What you are asked to do ▸ Repeat the records below exactly, leaving out any pictures.

Data provided ▸
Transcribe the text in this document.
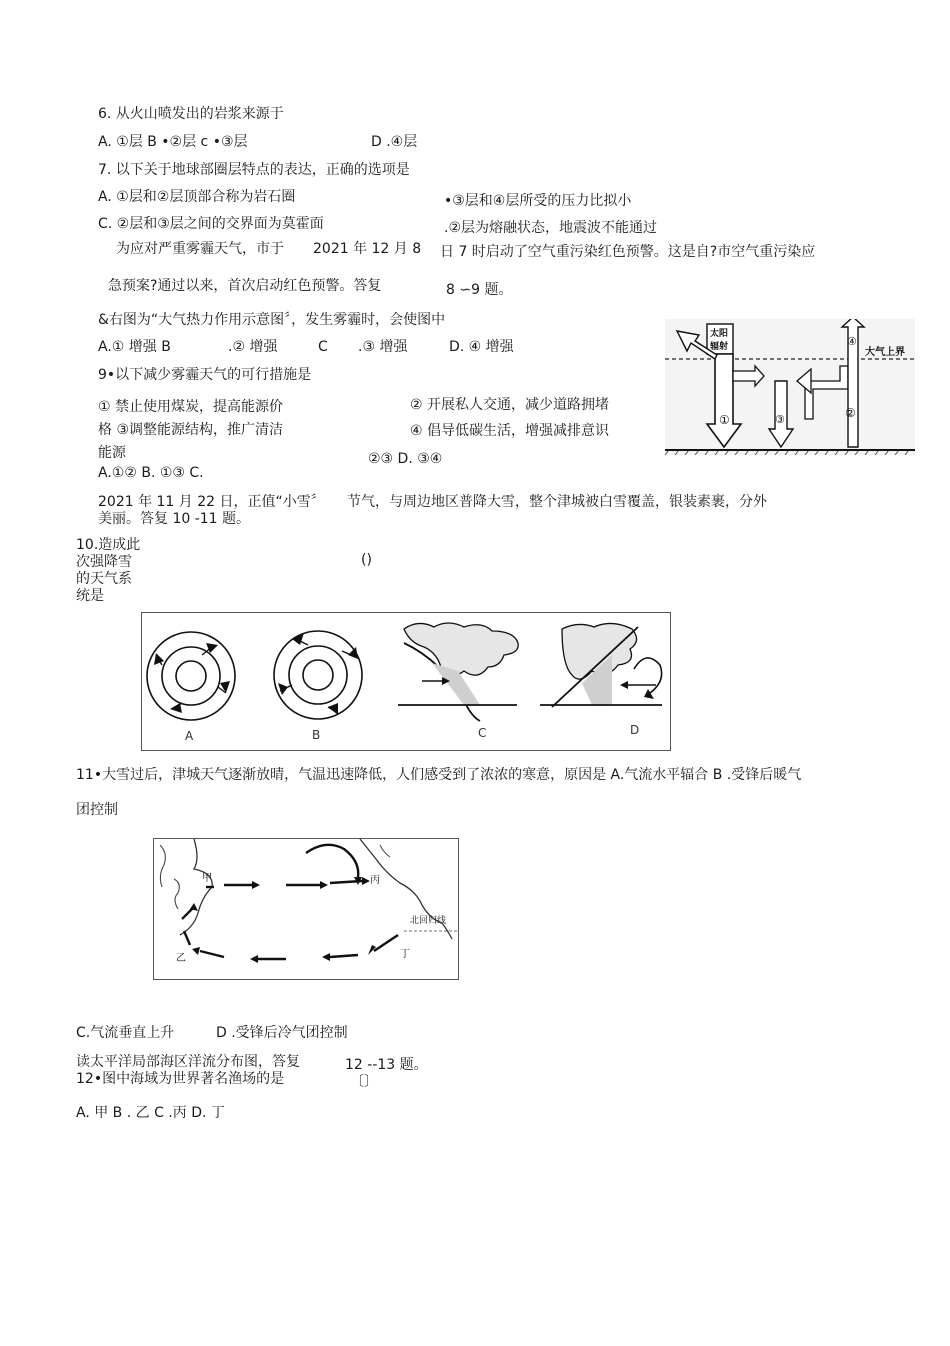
6. 从火山喷发出的岩浆来源于
A. ①层 B •②层 c •③层	D .④层
7. 以下关于地球部圈层特点的表达，正确的选项是
A. ①层和②层顶部合称为岩石圈	•③层和④层所受的压力比拟小
C. ②层和③层之间的交界面为莫霍面	.②层为熔融状态，地震波不能通过
为应对严重雾霾天气，市于 2021 年 12 月 8 日 7 时启动了空气重污染红色预警。这是自?市空气重污染应
急预案?通过以来，首次启动红色预警。答复	8 ∽9 题。
&右图为“大气热力作用示意图〞，发生雾霾时，会使图中
A.① 增强 B	.② 增强	C .③ 增强	D. ④ 增强
太阳
辐射	大气上界
①	②
③
④
9•以下减少雾霾天气的可行措施是
① 禁止使用煤炭，提高能源价	② 开展私人交通，减少道路拥堵
格 ③调整能源结构，推广清洁	④ 倡导低碳生活，增强减排意识
能源
A.①② B. ①③ C.
②③ D. ③④
2021 年 11 月 22 日，正值“小雪〞 节气，与周边地区普降大雪，整个津城被白雪覆盖，银装素裹，分外
美丽。答复 10 -11 题。
10.造成此
次强降雪
的天气系
统是
()
A	B	C	D
11•大雪过后，津城天气逐渐放晴，气温迅速降低，人们感受到了浓浓的寒意，原因是 A.气流水平辐合 B .受锋后暖气
团控制
甲
乙
丙
丁
北回归线
C.气流垂直上升	D .受锋后冷气团控制
读太平洋局部海区洋流分布图，答复	12 --13 题。
12•图中海域为世界著名渔场的是	〔〕
A. 甲 B . 乙 C .丙 D. 丁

Written answer ▸
Transcribe the text in this document.
6. 从火山喷发出的岩浆来源于
A. ①层 B •②层 c •③层	D .④层
7. 以下关于地球部圈层特点的表达，正确的选项是
A. ①层和②层顶部合称为岩石圈	•③层和④层所受的压力比拟小
C. ②层和③层之间的交界面为莫霍面	.②层为熔融状态，地震波不能通过
为应对严重雾霾天气，市于 2021 年 12 月 8 日 7 时启动了空气重污染红色预警。这是自?市空气重污染应
急预案?通过以来，首次启动红色预警。答复	8 ∽9 题。
&右图为“大气热力作用示意图〞，发生雾霾时，会使图中
A.① 增强 B	.② 增强	C .③ 增强	D. ④ 增强
太阳
辐射	大气上界
①	②
③
④
9•以下减少雾霾天气的可行措施是
① 禁止使用煤炭，提高能源价	② 开展私人交通，减少道路拥堵
格 ③调整能源结构，推广清洁	④ 倡导低碳生活，增强减排意识
能源
A.①② B. ①③ C.
②③ D. ③④
2021 年 11 月 22 日，正值“小雪〞 节气，与周边地区普降大雪，整个津城被白雪覆盖，银装素裹，分外
美丽。答复 10 -11 题。
10.造成此
次强降雪
的天气系
统是
()
A	B	C	D
11•大雪过后，津城天气逐渐放晴，气温迅速降低，人们感受到了浓浓的寒意，原因是 A.气流水平辐合 B .受锋后暖气
团控制
甲
乙
丙
丁
北回归线
C.气流垂直上升	D .受锋后冷气团控制
读太平洋局部海区洋流分布图，答复	12 --13 题。
12•图中海域为世界著名渔场的是	〔〕
A. 甲 B . 乙 C .丙 D. 丁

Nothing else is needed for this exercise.